(Requirements)
For the material that follows, list every line containing the word "JSON".

(Collected data)
::::::

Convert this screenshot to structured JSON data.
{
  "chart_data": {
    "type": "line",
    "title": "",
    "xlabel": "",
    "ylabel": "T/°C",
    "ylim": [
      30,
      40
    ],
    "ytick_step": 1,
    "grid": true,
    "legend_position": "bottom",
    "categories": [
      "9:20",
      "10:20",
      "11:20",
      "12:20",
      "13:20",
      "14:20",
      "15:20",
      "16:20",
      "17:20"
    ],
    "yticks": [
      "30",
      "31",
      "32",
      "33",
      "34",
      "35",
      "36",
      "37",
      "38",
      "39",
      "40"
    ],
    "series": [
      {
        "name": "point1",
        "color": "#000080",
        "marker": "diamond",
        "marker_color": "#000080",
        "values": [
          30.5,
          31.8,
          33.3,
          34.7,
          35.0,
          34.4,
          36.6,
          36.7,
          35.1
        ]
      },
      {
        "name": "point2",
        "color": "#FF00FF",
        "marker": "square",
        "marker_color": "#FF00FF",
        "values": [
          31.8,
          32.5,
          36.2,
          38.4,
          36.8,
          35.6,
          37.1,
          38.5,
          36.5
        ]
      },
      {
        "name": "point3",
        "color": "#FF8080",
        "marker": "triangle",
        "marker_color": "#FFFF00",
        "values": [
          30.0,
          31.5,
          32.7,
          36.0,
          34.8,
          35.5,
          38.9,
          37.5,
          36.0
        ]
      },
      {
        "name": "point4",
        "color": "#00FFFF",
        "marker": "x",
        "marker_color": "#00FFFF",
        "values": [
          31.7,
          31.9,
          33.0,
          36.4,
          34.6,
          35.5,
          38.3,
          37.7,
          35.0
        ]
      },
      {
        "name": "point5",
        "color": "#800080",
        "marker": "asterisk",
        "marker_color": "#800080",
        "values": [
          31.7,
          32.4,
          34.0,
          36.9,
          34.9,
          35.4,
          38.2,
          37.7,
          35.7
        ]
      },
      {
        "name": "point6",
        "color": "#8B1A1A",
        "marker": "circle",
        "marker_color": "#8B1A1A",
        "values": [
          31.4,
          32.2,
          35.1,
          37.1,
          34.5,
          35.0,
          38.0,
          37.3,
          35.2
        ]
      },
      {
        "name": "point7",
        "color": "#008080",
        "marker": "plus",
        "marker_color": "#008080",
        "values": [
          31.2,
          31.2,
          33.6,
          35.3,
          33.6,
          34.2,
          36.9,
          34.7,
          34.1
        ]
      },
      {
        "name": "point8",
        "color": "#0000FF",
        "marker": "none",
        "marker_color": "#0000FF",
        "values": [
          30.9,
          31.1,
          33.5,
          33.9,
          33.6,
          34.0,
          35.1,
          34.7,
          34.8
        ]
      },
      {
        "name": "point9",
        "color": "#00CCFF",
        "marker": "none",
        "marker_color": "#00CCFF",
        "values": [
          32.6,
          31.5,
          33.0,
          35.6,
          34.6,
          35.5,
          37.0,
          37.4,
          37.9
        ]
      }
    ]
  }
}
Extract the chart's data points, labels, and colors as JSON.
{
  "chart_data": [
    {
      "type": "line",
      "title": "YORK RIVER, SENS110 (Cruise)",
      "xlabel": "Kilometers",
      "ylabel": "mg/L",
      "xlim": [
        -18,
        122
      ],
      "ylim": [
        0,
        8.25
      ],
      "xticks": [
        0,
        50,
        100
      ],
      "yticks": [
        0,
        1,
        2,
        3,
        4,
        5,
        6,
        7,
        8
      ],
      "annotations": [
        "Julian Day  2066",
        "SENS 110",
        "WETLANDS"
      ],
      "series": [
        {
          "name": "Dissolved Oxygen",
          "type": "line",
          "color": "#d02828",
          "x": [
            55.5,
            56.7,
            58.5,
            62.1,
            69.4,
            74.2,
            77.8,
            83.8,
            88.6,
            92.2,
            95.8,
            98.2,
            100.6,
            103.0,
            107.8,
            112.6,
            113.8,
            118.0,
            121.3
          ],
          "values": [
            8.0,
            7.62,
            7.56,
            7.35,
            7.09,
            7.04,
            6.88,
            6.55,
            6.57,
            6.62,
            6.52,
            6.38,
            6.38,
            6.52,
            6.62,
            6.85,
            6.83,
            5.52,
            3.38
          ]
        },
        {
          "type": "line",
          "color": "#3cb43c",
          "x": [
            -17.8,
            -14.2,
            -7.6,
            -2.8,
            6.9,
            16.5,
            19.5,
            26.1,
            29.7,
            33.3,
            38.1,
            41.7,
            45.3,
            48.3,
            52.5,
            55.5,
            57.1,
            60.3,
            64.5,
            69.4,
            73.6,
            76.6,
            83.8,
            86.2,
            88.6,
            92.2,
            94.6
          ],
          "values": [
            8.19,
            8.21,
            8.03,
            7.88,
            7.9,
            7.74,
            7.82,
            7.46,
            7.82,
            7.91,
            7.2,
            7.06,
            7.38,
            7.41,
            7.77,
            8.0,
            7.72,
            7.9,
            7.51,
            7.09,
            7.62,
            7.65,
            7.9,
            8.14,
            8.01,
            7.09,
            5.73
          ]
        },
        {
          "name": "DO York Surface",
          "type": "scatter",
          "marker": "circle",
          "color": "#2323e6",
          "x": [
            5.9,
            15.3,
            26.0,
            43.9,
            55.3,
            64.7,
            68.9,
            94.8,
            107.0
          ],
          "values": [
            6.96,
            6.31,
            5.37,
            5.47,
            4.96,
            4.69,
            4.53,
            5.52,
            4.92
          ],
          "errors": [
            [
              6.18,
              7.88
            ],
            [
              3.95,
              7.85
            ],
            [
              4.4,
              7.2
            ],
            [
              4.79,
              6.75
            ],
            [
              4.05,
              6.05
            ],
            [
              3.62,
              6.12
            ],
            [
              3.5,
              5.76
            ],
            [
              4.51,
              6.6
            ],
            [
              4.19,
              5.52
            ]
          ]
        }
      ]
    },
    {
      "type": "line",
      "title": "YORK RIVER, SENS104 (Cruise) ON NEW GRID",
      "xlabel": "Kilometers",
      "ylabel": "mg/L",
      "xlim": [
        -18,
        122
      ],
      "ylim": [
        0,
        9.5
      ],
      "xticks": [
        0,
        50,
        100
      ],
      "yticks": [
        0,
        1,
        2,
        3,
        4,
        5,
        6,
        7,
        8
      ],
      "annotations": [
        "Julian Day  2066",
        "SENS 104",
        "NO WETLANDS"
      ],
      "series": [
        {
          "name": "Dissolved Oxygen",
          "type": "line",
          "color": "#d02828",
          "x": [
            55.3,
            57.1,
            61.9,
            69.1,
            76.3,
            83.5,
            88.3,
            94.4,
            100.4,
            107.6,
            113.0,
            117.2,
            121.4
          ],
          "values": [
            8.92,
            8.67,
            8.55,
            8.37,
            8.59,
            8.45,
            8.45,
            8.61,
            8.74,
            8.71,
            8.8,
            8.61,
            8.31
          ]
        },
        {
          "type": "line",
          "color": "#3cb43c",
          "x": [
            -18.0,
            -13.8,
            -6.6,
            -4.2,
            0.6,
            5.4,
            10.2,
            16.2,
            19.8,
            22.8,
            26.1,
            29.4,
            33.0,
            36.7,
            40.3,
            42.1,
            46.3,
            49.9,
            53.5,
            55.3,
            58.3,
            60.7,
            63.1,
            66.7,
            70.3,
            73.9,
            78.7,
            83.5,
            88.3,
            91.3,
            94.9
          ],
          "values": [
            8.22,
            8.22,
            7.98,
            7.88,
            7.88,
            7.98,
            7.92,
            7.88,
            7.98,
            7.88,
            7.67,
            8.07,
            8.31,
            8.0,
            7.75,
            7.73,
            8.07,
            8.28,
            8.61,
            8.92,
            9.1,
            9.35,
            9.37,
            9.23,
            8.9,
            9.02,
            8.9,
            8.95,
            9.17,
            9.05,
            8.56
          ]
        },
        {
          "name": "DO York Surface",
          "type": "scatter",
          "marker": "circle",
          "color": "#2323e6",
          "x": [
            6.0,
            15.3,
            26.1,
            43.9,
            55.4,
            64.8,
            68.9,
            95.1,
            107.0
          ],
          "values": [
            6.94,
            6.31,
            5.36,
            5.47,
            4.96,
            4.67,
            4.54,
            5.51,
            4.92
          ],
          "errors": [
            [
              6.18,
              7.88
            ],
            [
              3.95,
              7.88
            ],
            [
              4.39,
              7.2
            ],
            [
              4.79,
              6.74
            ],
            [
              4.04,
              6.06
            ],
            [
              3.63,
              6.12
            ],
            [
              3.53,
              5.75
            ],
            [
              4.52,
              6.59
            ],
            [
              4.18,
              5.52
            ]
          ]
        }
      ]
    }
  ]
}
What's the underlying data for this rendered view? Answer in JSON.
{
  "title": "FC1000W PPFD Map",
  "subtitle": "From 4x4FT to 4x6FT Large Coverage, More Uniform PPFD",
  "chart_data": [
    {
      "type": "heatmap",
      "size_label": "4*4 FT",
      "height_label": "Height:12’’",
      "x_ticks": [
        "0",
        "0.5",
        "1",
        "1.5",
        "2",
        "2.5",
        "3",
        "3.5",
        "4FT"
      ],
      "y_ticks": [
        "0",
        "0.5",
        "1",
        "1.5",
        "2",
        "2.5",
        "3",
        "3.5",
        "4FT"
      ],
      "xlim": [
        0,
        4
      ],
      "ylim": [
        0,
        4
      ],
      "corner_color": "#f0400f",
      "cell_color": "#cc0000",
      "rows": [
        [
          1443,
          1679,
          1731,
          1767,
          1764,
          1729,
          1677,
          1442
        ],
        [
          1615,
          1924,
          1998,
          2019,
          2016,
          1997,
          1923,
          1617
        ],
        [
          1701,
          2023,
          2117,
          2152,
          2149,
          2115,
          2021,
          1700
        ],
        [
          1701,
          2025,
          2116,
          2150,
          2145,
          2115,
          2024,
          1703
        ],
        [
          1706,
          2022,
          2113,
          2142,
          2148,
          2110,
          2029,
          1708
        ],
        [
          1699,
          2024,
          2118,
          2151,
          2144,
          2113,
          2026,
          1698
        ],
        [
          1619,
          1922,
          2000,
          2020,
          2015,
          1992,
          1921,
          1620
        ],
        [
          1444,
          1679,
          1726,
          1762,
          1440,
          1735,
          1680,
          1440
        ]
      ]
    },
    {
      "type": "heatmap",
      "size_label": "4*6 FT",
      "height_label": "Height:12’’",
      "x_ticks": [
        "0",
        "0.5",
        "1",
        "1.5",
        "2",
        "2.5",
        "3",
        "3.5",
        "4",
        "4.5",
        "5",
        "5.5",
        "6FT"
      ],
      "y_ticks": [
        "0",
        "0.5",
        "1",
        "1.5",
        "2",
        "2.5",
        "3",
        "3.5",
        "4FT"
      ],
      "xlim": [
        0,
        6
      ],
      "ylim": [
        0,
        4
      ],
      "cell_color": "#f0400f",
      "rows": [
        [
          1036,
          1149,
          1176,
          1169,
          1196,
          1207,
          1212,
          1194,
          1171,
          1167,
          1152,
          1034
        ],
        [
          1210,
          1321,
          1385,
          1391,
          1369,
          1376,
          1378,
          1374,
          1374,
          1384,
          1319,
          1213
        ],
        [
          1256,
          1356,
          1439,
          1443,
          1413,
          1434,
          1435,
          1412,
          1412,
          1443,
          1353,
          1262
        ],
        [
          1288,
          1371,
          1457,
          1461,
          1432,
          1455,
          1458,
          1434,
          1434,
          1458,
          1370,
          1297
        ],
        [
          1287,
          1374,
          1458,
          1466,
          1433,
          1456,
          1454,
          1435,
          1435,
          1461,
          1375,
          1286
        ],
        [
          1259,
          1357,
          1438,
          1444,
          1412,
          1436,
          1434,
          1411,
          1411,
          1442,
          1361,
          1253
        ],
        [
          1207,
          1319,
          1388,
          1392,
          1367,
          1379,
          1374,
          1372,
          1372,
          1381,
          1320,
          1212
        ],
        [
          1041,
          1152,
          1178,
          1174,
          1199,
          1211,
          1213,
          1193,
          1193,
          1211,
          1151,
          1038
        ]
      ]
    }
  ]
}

::::::

(Exercise result)
Convert this screenshot to structured JSON data.
Extract the chart's data points, labels, and colors as JSON.
What's the underlying data for this rendered view? Answer in JSON.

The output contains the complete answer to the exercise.